[REQUIRED TASK]: What follows is a set of records; repeat all of them exactly.

Start of INFORMATION SHOWN

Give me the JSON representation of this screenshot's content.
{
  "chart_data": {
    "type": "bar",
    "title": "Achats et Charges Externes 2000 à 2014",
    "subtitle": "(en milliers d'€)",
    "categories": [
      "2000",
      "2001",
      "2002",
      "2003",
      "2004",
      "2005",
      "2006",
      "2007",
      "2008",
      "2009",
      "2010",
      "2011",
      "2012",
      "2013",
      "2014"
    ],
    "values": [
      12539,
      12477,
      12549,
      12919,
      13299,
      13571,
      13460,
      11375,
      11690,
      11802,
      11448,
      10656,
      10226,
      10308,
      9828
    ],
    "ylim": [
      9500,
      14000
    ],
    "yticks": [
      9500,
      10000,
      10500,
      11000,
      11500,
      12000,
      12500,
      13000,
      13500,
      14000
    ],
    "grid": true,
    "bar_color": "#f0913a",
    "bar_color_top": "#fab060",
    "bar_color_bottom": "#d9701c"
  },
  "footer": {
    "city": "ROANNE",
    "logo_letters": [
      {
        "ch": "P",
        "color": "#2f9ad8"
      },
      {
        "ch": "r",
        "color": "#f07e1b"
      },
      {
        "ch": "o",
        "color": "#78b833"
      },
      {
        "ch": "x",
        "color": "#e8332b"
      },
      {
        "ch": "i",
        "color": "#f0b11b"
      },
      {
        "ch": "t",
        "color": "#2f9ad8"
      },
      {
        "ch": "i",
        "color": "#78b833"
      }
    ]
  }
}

End of INFORMATION SHOWN

[OUTPUT FOR THIS TASK]:
Give me the JSON representation of this screenshot's content.
{
  "chart_data": {
    "type": "bar",
    "title": "Achats et Charges Externes 2000 à 2014",
    "subtitle": "(en milliers d'€)",
    "categories": [
      "2000",
      "2001",
      "2002",
      "2003",
      "2004",
      "2005",
      "2006",
      "2007",
      "2008",
      "2009",
      "2010",
      "2011",
      "2012",
      "2013",
      "2014"
    ],
    "values": [
      12539,
      12477,
      12549,
      12919,
      13299,
      13571,
      13460,
      11375,
      11690,
      11802,
      11448,
      10656,
      10226,
      10308,
      9828
    ],
    "ylim": [
      9500,
      14000
    ],
    "yticks": [
      9500,
      10000,
      10500,
      11000,
      11500,
      12000,
      12500,
      13000,
      13500,
      14000
    ],
    "grid": true,
    "bar_color": "#f0913a",
    "bar_color_top": "#fab060",
    "bar_color_bottom": "#d9701c"
  },
  "footer": {
    "city": "ROANNE",
    "logo_letters": [
      {
        "ch": "P",
        "color": "#2f9ad8"
      },
      {
        "ch": "r",
        "color": "#f07e1b"
      },
      {
        "ch": "o",
        "color": "#78b833"
      },
      {
        "ch": "x",
        "color": "#e8332b"
      },
      {
        "ch": "i",
        "color": "#f0b11b"
      },
      {
        "ch": "t",
        "color": "#2f9ad8"
      },
      {
        "ch": "i",
        "color": "#78b833"
      }
    ]
  }
}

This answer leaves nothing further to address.